The task:
How many lines in the records below hold the string "first"? Please answer with the number and nothing more.

— START Dataset —

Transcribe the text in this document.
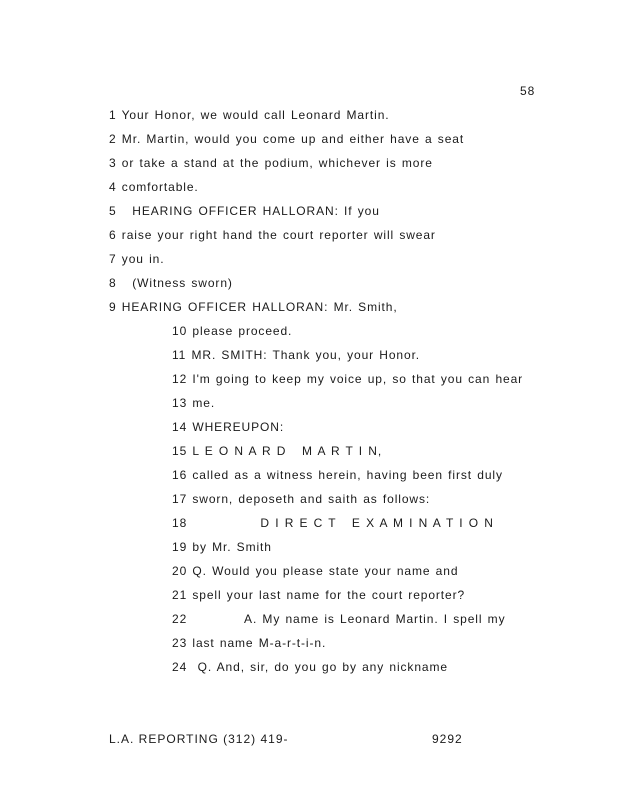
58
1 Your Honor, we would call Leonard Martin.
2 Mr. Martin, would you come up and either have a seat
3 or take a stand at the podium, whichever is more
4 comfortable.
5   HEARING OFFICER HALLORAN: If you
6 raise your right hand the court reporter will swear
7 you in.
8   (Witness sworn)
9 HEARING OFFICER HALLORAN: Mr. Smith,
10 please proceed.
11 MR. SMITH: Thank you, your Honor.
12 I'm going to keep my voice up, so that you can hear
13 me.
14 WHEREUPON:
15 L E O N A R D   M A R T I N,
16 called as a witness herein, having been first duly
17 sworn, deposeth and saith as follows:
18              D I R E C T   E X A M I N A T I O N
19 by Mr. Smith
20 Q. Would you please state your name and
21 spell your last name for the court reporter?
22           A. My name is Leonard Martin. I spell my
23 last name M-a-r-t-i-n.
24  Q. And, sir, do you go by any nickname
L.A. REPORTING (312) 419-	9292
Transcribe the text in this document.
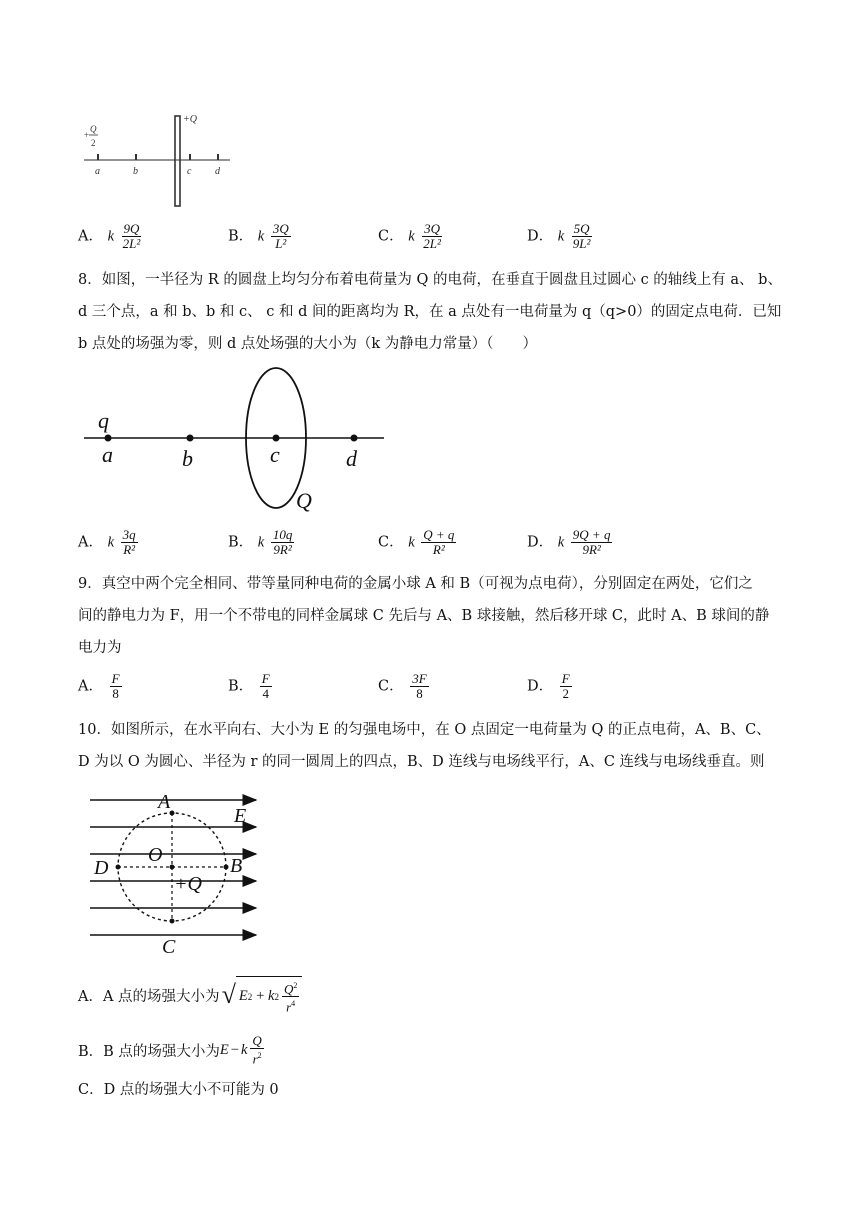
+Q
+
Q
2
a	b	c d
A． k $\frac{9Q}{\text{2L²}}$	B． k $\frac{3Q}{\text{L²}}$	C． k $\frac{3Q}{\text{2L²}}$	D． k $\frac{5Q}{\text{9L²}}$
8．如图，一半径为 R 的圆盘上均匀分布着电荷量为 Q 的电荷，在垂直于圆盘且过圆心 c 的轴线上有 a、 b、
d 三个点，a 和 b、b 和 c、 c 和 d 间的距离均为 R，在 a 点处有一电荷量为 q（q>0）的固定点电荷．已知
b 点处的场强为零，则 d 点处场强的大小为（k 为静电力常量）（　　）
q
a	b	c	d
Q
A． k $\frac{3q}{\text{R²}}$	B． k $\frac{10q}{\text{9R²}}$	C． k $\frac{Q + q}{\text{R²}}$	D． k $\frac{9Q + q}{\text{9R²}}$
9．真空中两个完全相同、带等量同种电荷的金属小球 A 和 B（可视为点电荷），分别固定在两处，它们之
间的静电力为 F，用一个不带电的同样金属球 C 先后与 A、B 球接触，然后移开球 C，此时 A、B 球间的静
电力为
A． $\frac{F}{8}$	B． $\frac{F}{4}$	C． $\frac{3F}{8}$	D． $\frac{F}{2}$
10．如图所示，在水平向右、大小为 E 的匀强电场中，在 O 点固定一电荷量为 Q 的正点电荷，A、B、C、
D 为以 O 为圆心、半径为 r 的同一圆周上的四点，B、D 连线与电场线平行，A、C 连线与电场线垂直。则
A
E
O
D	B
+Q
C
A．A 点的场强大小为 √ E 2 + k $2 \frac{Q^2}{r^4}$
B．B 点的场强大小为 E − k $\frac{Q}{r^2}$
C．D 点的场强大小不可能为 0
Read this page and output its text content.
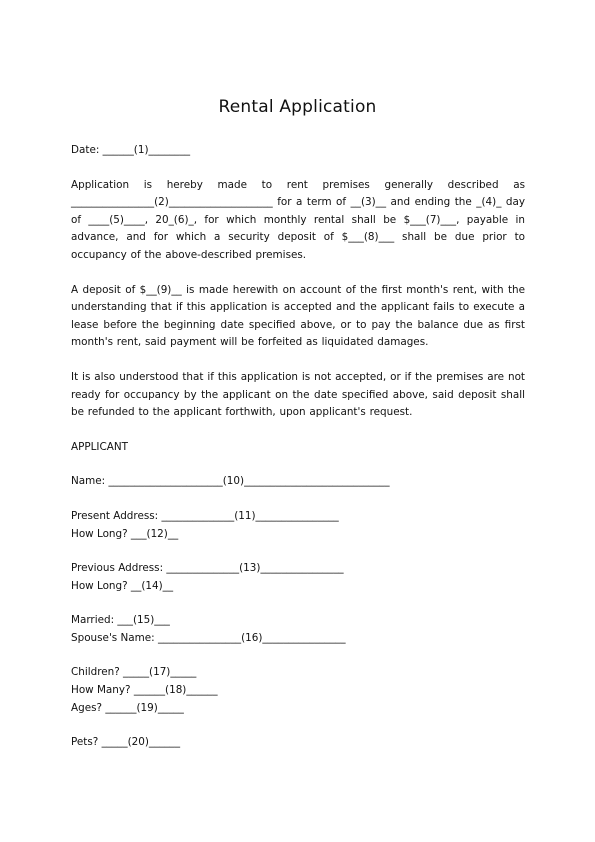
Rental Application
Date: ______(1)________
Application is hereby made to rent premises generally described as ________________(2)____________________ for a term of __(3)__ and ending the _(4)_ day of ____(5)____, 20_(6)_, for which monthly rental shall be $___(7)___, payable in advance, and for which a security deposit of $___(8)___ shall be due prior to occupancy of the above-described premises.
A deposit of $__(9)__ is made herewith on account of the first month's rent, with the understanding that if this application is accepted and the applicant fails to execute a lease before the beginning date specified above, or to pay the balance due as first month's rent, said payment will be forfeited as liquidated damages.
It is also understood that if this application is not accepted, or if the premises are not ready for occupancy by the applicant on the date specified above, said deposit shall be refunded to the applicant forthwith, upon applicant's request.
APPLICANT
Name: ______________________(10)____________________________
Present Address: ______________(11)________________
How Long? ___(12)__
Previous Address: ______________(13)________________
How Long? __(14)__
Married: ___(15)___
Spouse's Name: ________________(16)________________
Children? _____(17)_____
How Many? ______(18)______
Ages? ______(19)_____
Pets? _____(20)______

— END Dataset —

Full solution:
2